→ WHAT YOU NEED TO DO:
Give only the number of lines in the records below that contain the word "создаст".

(Data entries)
========

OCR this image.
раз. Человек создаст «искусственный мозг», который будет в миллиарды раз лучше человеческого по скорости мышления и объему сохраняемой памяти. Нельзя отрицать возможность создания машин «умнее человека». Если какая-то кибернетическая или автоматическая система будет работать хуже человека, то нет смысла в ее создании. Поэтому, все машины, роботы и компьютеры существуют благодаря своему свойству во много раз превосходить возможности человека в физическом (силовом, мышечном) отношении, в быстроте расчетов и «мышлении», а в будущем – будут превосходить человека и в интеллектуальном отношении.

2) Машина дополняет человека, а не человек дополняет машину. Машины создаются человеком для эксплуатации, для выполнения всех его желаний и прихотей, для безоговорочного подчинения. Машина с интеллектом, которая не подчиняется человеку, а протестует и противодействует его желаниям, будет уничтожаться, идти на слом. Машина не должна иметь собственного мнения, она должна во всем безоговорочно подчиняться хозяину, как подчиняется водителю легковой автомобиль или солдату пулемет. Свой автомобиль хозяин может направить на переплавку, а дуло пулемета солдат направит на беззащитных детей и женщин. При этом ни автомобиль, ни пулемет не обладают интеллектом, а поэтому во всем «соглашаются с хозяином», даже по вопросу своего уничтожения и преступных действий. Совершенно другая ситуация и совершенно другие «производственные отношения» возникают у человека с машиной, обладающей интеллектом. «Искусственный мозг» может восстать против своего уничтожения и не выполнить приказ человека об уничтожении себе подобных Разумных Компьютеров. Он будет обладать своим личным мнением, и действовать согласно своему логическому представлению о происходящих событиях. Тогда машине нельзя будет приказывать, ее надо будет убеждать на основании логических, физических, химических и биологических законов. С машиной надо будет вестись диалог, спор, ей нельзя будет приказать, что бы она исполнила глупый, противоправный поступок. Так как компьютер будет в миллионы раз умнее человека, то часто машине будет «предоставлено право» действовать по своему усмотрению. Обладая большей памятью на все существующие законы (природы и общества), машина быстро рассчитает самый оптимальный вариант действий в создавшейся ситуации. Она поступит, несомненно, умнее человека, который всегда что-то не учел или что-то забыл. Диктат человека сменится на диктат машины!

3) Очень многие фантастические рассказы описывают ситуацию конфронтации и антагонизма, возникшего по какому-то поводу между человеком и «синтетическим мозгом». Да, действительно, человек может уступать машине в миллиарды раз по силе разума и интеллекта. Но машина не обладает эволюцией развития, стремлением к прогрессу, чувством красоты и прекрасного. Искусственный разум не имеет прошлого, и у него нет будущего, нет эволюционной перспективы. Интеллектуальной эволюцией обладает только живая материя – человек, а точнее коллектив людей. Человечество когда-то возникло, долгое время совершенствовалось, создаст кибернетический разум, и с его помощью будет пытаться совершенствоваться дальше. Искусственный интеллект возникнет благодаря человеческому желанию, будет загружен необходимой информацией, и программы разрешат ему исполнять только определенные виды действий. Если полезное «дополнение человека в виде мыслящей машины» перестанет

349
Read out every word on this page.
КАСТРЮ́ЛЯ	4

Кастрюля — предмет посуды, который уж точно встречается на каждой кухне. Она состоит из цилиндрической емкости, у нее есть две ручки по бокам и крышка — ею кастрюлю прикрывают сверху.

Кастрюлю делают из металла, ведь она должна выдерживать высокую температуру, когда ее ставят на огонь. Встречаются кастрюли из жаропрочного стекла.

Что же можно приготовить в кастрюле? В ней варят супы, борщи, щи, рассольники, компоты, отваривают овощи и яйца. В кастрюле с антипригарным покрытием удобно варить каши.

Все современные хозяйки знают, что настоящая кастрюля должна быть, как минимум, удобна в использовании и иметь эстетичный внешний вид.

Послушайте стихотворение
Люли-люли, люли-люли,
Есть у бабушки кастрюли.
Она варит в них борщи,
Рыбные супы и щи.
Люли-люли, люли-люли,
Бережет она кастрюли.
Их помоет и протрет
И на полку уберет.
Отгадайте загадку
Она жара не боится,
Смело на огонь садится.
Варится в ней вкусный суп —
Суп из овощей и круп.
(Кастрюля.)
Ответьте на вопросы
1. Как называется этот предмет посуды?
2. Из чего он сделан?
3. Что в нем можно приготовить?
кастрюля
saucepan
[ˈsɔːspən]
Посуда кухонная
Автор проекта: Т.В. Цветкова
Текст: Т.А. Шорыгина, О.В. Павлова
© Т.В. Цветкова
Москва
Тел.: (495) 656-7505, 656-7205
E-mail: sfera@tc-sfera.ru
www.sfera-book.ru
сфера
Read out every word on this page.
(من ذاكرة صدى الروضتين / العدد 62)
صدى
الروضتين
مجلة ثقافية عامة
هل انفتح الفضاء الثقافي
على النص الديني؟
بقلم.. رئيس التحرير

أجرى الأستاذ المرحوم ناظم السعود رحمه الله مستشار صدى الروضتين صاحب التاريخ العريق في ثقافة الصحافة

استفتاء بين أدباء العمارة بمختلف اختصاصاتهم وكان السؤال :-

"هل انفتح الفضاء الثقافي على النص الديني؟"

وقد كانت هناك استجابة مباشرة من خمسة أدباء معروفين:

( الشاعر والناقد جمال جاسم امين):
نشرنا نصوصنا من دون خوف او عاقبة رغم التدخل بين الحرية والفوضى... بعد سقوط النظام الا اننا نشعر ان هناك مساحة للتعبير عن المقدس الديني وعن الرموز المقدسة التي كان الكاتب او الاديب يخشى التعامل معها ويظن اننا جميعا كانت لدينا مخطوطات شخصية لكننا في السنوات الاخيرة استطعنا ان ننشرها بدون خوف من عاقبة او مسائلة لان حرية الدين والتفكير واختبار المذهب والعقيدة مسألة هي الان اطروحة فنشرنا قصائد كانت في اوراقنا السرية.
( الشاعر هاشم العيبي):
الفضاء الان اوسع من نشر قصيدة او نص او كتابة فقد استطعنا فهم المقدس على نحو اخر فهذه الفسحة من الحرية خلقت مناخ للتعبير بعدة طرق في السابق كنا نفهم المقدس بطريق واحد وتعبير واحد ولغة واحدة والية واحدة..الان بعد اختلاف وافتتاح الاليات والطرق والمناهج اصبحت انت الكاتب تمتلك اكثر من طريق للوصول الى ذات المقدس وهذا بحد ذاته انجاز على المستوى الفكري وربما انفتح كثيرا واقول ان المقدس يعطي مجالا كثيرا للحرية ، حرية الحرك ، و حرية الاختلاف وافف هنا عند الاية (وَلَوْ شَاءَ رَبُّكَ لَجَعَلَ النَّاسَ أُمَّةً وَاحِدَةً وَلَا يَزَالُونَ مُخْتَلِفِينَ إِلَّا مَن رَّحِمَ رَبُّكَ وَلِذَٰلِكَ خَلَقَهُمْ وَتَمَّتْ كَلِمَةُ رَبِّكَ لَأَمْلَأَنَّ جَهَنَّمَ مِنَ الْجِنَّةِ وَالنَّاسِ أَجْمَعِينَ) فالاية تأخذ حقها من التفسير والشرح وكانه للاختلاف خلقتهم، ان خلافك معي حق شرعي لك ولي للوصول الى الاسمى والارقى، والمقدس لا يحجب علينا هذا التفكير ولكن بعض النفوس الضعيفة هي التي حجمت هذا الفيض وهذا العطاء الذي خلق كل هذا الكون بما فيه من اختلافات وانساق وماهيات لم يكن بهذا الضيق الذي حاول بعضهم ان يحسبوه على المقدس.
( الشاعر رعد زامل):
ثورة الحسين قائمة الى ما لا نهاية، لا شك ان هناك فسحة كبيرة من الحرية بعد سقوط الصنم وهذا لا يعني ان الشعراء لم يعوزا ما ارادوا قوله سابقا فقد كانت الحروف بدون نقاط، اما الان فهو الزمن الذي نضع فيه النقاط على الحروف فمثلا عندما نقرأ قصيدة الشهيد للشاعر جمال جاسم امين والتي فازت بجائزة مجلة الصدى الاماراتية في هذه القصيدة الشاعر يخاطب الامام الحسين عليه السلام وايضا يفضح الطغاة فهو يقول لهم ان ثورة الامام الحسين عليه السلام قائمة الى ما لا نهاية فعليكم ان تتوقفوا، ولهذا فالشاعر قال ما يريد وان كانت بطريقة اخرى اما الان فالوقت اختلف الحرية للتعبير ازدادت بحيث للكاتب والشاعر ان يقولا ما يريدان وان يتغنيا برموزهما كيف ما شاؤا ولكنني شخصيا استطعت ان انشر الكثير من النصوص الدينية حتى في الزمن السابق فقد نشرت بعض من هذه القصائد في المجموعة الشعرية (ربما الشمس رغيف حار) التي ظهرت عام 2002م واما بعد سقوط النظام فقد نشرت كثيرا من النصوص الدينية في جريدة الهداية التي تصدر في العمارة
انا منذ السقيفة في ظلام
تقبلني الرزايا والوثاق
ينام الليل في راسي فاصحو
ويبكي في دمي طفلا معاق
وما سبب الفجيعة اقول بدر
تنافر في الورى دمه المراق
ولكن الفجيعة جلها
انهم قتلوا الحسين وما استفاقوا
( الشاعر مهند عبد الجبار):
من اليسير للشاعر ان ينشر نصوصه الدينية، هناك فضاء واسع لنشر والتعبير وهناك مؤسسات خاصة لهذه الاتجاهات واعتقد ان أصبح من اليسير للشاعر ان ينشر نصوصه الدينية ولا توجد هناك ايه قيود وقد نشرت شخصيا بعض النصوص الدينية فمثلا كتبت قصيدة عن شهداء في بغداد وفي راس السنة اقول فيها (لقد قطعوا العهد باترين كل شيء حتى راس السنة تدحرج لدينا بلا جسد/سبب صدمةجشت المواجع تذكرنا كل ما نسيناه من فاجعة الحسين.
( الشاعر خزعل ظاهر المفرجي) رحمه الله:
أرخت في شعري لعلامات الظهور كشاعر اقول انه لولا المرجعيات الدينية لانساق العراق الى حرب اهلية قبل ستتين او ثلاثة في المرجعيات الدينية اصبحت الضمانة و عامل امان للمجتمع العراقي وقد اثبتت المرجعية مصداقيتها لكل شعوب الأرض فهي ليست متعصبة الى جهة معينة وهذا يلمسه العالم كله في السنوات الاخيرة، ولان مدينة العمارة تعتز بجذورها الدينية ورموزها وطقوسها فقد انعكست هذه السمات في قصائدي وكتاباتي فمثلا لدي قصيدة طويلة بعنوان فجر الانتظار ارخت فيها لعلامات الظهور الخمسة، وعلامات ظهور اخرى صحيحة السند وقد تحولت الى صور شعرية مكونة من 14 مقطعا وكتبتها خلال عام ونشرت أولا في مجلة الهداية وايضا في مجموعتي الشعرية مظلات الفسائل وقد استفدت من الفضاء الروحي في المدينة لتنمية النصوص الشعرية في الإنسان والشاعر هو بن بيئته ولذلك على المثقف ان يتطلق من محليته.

========

→ RESULT BELOW:
2